The records below are split into lines. How many of those lines contain the string "保健食品注册与备案管理办法"? Reply with the number only.

---------- DATASET

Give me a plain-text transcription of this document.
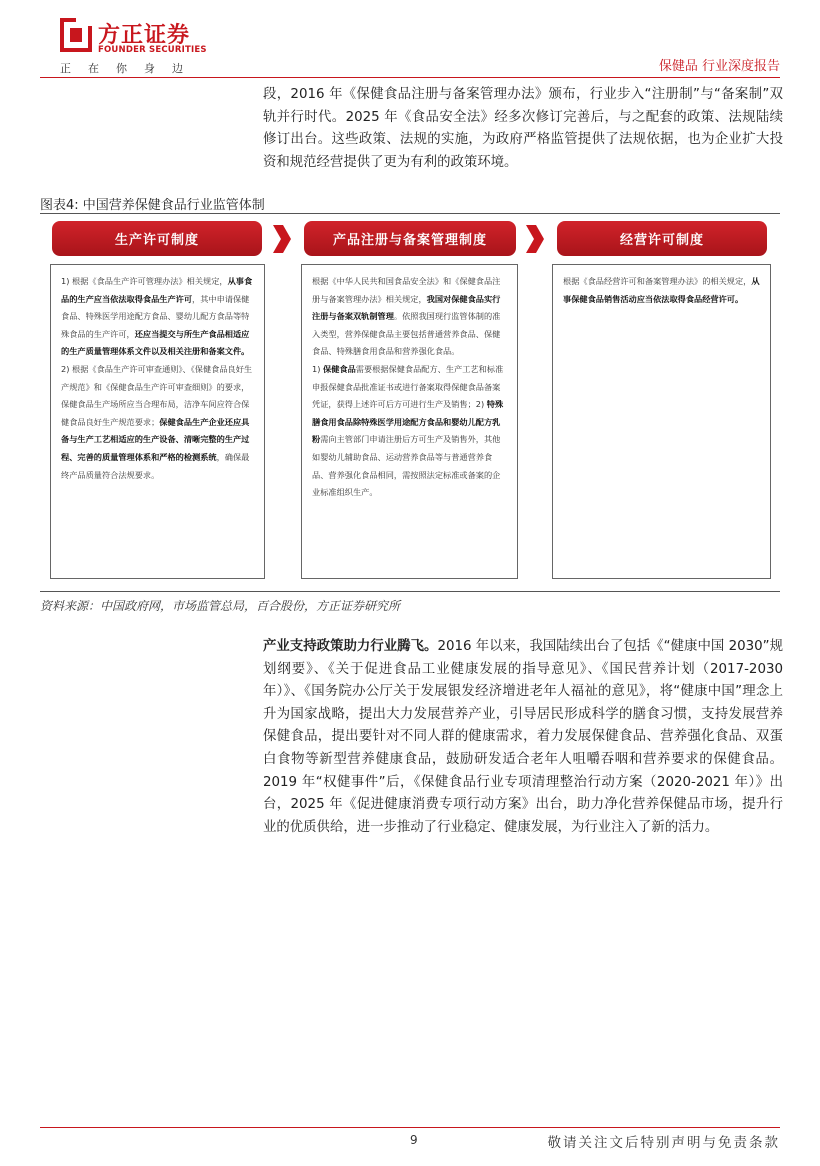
方正证券
FOUNDER SECURITIES
正在你身边	保健品 行业深度报告
段，2016 年《保健食品注册与备案管理办法》颁布，行业步入“注册制”与“备案制”双轨并行时代。2025 年《食品安全法》经多次修订完善后，与之配套的政策、法规陆续修订出台。这些政策、法规的实施，为政府严格监管提供了法规依据，也为企业扩大投资和规范经营提供了更为有利的政策环境。
图表4: 中国营养保健食品行业监管体制
生产许可制度	产品注册与备案管理制度	经营许可制度

1) 根据《食品生产许可管理办法》相关规定，从事食品的生产应当依法取得食品生产许可，其中申请保健食品、特殊医学用途配方食品、婴幼儿配方食品等特殊食品的生产许可，还应当提交与所生产食品相适应的生产质量管理体系文件以及相关注册和备案文件。

2) 根据《食品生产许可审查通则》、《保健食品良好生产规范》和《保健食品生产许可审查细则》的要求，保健食品生产场所应当合理布局，洁净车间应符合保健食品良好生产规范要求；保健食品生产企业还应具备与生产工艺相适应的生产设备、清晰完整的生产过程、完善的质量管理体系和严格的检测系统，确保最终产品质量符合法规要求。

根据《中华人民共和国食品安全法》和《保健食品注册与备案管理办法》相关规定，我国对保健食品实行注册与备案双轨制管理。依照我国现行监管体制的准入类型，营养保健食品主要包括普通营养食品、保健食品、特殊膳食用食品和营养强化食品。

1) 保健食品需要根据保健食品配方、生产工艺和标准申报保健食品批准证书或进行备案取得保健食品备案凭证，获得上述许可后方可进行生产及销售；2) 特殊膳食用食品除特殊医学用途配方食品和婴幼儿配方乳粉需向主管部门申请注册后方可生产及销售外，其他如婴幼儿辅助食品、运动营养食品等与普通营养食品、营养强化食品相同，需按照法定标准或备案的企业标准组织生产。

根据《食品经营许可和备案管理办法》的相关规定，从事保健食品销售活动应当依法取得食品经营许可。

资料来源：中国政府网，市场监管总局，百合股份，方正证券研究所
产业支持政策助力行业腾飞。2016 年以来，我国陆续出台了包括《“健康中国 2030”规划纲要》、《关于促进食品工业健康发展的指导意见》、《国民营养计划（2017-2030 年）》、《国务院办公厅关于发展银发经济增进老年人福祉的意见》，将“健康中国”理念上升为国家战略，提出大力发展营养产业，引导居民形成科学的膳食习惯，支持发展营养保健食品，提出要针对不同人群的健康需求，着力发展保健食品、营养强化食品、双蛋白食物等新型营养健康食品，鼓励研发适合老年人咀嚼吞咽和营养要求的保健食品。2019 年“权健事件”后，《保健食品行业专项清理整治行动方案（2020-2021 年）》出台，2025 年《促进健康消费专项行动方案》出台，助力净化营养保健品市场，提升行业的优质供给，进一步推动了行业稳定、健康发展，为行业注入了新的活力。
9	敬请关注文后特别声明与免责条款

--------------------

• SOLUTION TO THE PROBLEM
2